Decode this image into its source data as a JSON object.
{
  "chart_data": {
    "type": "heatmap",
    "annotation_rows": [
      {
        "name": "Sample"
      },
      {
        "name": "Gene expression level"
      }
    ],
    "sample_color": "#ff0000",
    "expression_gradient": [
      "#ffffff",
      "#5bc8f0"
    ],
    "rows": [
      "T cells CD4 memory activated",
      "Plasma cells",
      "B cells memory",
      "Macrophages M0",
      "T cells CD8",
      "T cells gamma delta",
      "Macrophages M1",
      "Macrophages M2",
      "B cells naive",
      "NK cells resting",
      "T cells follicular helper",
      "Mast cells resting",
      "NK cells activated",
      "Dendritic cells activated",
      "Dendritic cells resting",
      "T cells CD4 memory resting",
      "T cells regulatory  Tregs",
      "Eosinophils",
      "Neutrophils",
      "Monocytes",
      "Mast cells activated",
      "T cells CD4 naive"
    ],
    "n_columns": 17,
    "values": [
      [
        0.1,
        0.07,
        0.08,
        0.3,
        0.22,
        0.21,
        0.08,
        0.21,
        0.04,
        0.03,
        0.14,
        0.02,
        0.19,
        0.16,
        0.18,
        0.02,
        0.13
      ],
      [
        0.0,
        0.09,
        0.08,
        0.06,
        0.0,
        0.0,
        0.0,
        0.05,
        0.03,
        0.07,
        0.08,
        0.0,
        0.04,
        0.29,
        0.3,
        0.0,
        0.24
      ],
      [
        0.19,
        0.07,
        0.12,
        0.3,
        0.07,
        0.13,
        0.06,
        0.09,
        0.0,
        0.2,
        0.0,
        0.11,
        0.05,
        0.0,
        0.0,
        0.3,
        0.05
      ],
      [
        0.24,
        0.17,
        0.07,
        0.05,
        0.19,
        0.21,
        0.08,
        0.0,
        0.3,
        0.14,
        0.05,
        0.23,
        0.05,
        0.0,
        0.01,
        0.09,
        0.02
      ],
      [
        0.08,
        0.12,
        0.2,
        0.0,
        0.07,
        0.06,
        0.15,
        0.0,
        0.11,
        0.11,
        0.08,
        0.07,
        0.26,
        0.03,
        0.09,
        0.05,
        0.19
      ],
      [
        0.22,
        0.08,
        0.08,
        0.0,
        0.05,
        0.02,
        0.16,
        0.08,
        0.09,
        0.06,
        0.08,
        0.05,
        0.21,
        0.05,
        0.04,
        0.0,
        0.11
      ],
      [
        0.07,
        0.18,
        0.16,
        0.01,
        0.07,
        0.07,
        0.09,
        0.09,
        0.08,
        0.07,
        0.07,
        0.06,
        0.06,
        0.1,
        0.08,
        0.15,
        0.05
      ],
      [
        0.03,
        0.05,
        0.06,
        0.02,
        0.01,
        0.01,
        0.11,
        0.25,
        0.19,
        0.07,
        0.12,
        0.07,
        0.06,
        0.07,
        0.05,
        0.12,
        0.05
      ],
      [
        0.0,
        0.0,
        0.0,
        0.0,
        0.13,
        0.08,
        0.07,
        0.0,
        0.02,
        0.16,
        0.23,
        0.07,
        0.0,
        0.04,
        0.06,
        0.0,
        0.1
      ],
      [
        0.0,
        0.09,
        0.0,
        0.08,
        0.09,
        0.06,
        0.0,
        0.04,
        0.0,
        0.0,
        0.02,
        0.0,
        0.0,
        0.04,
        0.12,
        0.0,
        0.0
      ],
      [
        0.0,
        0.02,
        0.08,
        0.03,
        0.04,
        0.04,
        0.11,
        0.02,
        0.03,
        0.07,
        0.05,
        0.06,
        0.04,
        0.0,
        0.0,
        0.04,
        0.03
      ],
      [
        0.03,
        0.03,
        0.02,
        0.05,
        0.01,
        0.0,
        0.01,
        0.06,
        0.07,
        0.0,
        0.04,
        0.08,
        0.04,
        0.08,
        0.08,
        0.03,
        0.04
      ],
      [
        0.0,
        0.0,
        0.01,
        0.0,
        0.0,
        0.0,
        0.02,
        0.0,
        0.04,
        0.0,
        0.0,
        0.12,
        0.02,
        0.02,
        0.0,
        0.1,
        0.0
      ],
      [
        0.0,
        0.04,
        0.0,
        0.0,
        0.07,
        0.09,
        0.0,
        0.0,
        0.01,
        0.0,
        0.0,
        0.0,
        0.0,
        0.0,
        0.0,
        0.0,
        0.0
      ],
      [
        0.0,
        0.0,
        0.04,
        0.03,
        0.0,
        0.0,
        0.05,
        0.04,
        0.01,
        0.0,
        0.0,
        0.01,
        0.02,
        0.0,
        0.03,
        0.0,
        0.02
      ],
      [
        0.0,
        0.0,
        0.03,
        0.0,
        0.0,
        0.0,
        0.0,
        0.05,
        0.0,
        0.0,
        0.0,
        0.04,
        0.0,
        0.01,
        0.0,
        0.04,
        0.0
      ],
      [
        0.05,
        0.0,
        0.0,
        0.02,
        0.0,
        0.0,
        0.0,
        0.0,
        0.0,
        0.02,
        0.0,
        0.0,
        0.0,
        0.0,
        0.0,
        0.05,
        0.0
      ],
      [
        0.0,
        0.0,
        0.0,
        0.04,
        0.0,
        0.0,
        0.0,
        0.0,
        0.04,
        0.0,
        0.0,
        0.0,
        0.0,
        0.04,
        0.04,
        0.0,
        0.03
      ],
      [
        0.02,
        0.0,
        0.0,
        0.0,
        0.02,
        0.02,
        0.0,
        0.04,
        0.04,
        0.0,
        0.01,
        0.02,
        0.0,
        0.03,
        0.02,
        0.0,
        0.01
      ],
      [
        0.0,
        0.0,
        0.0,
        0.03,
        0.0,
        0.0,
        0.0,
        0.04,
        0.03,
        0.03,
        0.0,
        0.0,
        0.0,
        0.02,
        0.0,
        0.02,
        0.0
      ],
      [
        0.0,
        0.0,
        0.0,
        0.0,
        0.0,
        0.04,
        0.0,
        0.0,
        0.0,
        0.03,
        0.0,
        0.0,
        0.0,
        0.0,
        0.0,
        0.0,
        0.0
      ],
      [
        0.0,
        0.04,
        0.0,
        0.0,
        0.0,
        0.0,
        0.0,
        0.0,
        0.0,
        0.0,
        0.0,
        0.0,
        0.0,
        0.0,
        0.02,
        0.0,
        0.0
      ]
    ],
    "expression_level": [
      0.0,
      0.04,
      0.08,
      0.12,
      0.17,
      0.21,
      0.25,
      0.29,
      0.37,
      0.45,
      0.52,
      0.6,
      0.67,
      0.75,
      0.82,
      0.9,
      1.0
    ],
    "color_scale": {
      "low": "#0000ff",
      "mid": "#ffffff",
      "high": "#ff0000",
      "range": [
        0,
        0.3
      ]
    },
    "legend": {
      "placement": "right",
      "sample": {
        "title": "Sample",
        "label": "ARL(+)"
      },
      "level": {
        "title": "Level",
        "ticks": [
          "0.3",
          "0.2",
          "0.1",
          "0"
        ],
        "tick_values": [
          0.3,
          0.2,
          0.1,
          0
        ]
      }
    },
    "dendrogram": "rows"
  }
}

◆ **PROBLEM TO SOLVE**
What you return should match the data character for character.

◆ **RESULT FOR THIS TASK**
Decode this image into its source data as a JSON object.
{
  "chart_data": {
    "type": "heatmap",
    "annotation_rows": [
      {
        "name": "Sample"
      },
      {
        "name": "Gene expression level"
      }
    ],
    "sample_color": "#ff0000",
    "expression_gradient": [
      "#ffffff",
      "#5bc8f0"
    ],
    "rows": [
      "T cells CD4 memory activated",
      "Plasma cells",
      "B cells memory",
      "Macrophages M0",
      "T cells CD8",
      "T cells gamma delta",
      "Macrophages M1",
      "Macrophages M2",
      "B cells naive",
      "NK cells resting",
      "T cells follicular helper",
      "Mast cells resting",
      "NK cells activated",
      "Dendritic cells activated",
      "Dendritic cells resting",
      "T cells CD4 memory resting",
      "T cells regulatory  Tregs",
      "Eosinophils",
      "Neutrophils",
      "Monocytes",
      "Mast cells activated",
      "T cells CD4 naive"
    ],
    "n_columns": 17,
    "values": [
      [
        0.1,
        0.07,
        0.08,
        0.3,
        0.22,
        0.21,
        0.08,
        0.21,
        0.04,
        0.03,
        0.14,
        0.02,
        0.19,
        0.16,
        0.18,
        0.02,
        0.13
      ],
      [
        0.0,
        0.09,
        0.08,
        0.06,
        0.0,
        0.0,
        0.0,
        0.05,
        0.03,
        0.07,
        0.08,
        0.0,
        0.04,
        0.29,
        0.3,
        0.0,
        0.24
      ],
      [
        0.19,
        0.07,
        0.12,
        0.3,
        0.07,
        0.13,
        0.06,
        0.09,
        0.0,
        0.2,
        0.0,
        0.11,
        0.05,
        0.0,
        0.0,
        0.3,
        0.05
      ],
      [
        0.24,
        0.17,
        0.07,
        0.05,
        0.19,
        0.21,
        0.08,
        0.0,
        0.3,
        0.14,
        0.05,
        0.23,
        0.05,
        0.0,
        0.01,
        0.09,
        0.02
      ],
      [
        0.08,
        0.12,
        0.2,
        0.0,
        0.07,
        0.06,
        0.15,
        0.0,
        0.11,
        0.11,
        0.08,
        0.07,
        0.26,
        0.03,
        0.09,
        0.05,
        0.19
      ],
      [
        0.22,
        0.08,
        0.08,
        0.0,
        0.05,
        0.02,
        0.16,
        0.08,
        0.09,
        0.06,
        0.08,
        0.05,
        0.21,
        0.05,
        0.04,
        0.0,
        0.11
      ],
      [
        0.07,
        0.18,
        0.16,
        0.01,
        0.07,
        0.07,
        0.09,
        0.09,
        0.08,
        0.07,
        0.07,
        0.06,
        0.06,
        0.1,
        0.08,
        0.15,
        0.05
      ],
      [
        0.03,
        0.05,
        0.06,
        0.02,
        0.01,
        0.01,
        0.11,
        0.25,
        0.19,
        0.07,
        0.12,
        0.07,
        0.06,
        0.07,
        0.05,
        0.12,
        0.05
      ],
      [
        0.0,
        0.0,
        0.0,
        0.0,
        0.13,
        0.08,
        0.07,
        0.0,
        0.02,
        0.16,
        0.23,
        0.07,
        0.0,
        0.04,
        0.06,
        0.0,
        0.1
      ],
      [
        0.0,
        0.09,
        0.0,
        0.08,
        0.09,
        0.06,
        0.0,
        0.04,
        0.0,
        0.0,
        0.02,
        0.0,
        0.0,
        0.04,
        0.12,
        0.0,
        0.0
      ],
      [
        0.0,
        0.02,
        0.08,
        0.03,
        0.04,
        0.04,
        0.11,
        0.02,
        0.03,
        0.07,
        0.05,
        0.06,
        0.04,
        0.0,
        0.0,
        0.04,
        0.03
      ],
      [
        0.03,
        0.03,
        0.02,
        0.05,
        0.01,
        0.0,
        0.01,
        0.06,
        0.07,
        0.0,
        0.04,
        0.08,
        0.04,
        0.08,
        0.08,
        0.03,
        0.04
      ],
      [
        0.0,
        0.0,
        0.01,
        0.0,
        0.0,
        0.0,
        0.02,
        0.0,
        0.04,
        0.0,
        0.0,
        0.12,
        0.02,
        0.02,
        0.0,
        0.1,
        0.0
      ],
      [
        0.0,
        0.04,
        0.0,
        0.0,
        0.07,
        0.09,
        0.0,
        0.0,
        0.01,
        0.0,
        0.0,
        0.0,
        0.0,
        0.0,
        0.0,
        0.0,
        0.0
      ],
      [
        0.0,
        0.0,
        0.04,
        0.03,
        0.0,
        0.0,
        0.05,
        0.04,
        0.01,
        0.0,
        0.0,
        0.01,
        0.02,
        0.0,
        0.03,
        0.0,
        0.02
      ],
      [
        0.0,
        0.0,
        0.03,
        0.0,
        0.0,
        0.0,
        0.0,
        0.05,
        0.0,
        0.0,
        0.0,
        0.04,
        0.0,
        0.01,
        0.0,
        0.04,
        0.0
      ],
      [
        0.05,
        0.0,
        0.0,
        0.02,
        0.0,
        0.0,
        0.0,
        0.0,
        0.0,
        0.02,
        0.0,
        0.0,
        0.0,
        0.0,
        0.0,
        0.05,
        0.0
      ],
      [
        0.0,
        0.0,
        0.0,
        0.04,
        0.0,
        0.0,
        0.0,
        0.0,
        0.04,
        0.0,
        0.0,
        0.0,
        0.0,
        0.04,
        0.04,
        0.0,
        0.03
      ],
      [
        0.02,
        0.0,
        0.0,
        0.0,
        0.02,
        0.02,
        0.0,
        0.04,
        0.04,
        0.0,
        0.01,
        0.02,
        0.0,
        0.03,
        0.02,
        0.0,
        0.01
      ],
      [
        0.0,
        0.0,
        0.0,
        0.03,
        0.0,
        0.0,
        0.0,
        0.04,
        0.03,
        0.03,
        0.0,
        0.0,
        0.0,
        0.02,
        0.0,
        0.02,
        0.0
      ],
      [
        0.0,
        0.0,
        0.0,
        0.0,
        0.0,
        0.04,
        0.0,
        0.0,
        0.0,
        0.03,
        0.0,
        0.0,
        0.0,
        0.0,
        0.0,
        0.0,
        0.0
      ],
      [
        0.0,
        0.04,
        0.0,
        0.0,
        0.0,
        0.0,
        0.0,
        0.0,
        0.0,
        0.0,
        0.0,
        0.0,
        0.0,
        0.0,
        0.02,
        0.0,
        0.0
      ]
    ],
    "expression_level": [
      0.0,
      0.04,
      0.08,
      0.12,
      0.17,
      0.21,
      0.25,
      0.29,
      0.37,
      0.45,
      0.52,
      0.6,
      0.67,
      0.75,
      0.82,
      0.9,
      1.0
    ],
    "color_scale": {
      "low": "#0000ff",
      "mid": "#ffffff",
      "high": "#ff0000",
      "range": [
        0,
        0.3
      ]
    },
    "legend": {
      "placement": "right",
      "sample": {
        "title": "Sample",
        "label": "ARL(+)"
      },
      "level": {
        "title": "Level",
        "ticks": [
          "0.3",
          "0.2",
          "0.1",
          "0"
        ],
        "tick_values": [
          0.3,
          0.2,
          0.1,
          0
        ]
      }
    },
    "dendrogram": "rows"
  }
}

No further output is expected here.